> _What is expected_
Copy out the lines that include the word "līmenis".

> _Data provided_
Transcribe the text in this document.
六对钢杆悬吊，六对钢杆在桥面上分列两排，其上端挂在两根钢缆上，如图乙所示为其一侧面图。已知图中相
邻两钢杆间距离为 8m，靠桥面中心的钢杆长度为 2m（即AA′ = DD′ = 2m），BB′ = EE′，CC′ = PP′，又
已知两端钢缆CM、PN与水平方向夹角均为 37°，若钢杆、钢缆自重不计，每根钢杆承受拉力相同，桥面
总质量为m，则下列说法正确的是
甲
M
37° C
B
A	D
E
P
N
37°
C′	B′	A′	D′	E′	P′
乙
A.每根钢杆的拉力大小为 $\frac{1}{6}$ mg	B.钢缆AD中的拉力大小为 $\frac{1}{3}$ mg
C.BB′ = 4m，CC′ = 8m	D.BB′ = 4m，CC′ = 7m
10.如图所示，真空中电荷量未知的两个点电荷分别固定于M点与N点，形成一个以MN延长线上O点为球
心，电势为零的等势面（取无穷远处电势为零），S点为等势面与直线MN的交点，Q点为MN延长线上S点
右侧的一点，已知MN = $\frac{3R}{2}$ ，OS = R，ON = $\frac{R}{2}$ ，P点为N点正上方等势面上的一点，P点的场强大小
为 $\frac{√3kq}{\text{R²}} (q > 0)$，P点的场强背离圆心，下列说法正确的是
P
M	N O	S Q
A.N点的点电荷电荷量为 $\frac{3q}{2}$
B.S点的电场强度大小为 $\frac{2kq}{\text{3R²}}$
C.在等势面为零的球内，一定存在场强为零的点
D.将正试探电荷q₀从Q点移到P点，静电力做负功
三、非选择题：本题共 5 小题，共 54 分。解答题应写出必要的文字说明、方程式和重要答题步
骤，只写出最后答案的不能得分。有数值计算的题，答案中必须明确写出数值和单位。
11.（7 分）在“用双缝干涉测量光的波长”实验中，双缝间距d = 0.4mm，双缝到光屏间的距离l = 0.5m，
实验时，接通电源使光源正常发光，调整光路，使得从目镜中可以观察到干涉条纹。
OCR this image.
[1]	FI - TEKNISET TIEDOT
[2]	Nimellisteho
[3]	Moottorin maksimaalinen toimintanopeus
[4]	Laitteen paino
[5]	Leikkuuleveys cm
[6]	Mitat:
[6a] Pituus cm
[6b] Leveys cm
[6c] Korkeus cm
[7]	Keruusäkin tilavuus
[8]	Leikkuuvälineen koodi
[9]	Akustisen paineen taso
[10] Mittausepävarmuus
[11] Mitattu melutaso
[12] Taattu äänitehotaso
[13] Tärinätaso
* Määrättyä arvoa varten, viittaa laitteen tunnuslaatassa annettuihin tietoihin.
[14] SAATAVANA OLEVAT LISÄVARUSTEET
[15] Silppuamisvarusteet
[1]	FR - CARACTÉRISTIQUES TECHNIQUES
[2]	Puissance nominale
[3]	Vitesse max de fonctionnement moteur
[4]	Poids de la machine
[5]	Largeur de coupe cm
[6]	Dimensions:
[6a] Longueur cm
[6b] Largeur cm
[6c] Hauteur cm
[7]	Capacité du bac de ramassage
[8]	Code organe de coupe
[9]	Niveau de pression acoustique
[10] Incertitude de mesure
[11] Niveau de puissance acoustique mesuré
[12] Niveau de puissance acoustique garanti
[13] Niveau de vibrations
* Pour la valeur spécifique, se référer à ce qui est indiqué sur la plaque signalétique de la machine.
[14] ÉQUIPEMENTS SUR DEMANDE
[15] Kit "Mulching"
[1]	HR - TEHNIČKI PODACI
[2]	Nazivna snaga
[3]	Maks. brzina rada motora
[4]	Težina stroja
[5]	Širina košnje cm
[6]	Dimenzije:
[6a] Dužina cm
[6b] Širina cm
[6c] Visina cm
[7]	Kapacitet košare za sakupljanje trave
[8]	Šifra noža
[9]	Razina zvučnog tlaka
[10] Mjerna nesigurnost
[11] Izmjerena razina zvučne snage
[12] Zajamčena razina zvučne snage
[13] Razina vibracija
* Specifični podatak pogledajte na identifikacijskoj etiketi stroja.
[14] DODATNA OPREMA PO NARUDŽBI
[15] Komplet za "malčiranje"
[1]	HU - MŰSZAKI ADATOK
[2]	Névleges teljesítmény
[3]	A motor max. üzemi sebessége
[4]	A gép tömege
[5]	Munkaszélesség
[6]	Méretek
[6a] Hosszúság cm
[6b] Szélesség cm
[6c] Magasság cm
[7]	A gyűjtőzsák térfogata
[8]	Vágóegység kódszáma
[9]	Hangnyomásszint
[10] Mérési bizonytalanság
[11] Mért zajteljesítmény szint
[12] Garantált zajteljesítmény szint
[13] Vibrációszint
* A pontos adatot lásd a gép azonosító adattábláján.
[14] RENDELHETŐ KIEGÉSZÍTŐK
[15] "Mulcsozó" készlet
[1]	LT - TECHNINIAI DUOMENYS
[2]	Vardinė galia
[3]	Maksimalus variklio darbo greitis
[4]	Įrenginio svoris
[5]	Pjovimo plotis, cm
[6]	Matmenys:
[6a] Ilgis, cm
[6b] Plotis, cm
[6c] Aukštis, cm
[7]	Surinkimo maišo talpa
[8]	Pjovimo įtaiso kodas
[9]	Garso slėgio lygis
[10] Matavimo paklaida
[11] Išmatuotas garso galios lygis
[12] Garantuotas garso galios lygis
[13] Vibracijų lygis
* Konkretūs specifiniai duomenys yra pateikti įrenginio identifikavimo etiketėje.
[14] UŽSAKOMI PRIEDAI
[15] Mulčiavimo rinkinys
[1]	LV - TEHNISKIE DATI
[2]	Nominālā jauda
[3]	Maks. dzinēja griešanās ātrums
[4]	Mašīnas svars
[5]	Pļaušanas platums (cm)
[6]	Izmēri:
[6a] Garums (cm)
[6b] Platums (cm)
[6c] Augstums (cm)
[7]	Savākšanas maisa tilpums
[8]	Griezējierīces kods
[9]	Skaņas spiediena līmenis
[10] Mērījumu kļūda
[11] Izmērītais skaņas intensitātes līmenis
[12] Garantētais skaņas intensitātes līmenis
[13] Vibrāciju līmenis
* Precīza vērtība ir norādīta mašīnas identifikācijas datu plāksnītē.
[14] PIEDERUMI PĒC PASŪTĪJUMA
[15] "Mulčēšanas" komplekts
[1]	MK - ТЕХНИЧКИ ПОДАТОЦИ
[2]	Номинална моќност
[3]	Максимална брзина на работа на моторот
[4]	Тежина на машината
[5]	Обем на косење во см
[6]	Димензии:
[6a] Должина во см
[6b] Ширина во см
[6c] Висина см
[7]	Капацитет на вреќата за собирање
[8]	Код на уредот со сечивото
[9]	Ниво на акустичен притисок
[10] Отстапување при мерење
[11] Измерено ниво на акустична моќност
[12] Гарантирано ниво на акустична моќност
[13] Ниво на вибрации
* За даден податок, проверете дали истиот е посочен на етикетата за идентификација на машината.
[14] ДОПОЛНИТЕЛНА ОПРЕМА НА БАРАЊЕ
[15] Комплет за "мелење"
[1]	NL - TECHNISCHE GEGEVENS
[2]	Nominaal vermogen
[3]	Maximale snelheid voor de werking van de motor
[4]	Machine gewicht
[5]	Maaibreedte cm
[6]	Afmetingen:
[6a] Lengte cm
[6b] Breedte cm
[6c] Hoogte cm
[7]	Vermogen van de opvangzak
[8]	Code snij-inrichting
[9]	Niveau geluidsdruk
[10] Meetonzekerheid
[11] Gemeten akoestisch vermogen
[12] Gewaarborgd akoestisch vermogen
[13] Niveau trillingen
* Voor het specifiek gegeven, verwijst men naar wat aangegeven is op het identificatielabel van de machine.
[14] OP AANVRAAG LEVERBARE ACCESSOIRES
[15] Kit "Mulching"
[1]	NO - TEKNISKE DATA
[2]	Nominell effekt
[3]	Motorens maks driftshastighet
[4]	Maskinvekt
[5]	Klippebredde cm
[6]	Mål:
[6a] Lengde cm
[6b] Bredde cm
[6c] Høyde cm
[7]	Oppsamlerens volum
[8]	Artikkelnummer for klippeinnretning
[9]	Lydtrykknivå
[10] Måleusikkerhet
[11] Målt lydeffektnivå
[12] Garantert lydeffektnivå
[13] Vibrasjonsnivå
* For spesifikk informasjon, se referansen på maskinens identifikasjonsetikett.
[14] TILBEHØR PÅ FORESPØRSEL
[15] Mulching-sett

> _Full answer_
[9]	Skaņas spiediena līmenis
[11] Izmērītais skaņas intensitātes līmenis
[12] Garantētais skaņas intensitātes līmenis
[13] Vibrāciju līmenis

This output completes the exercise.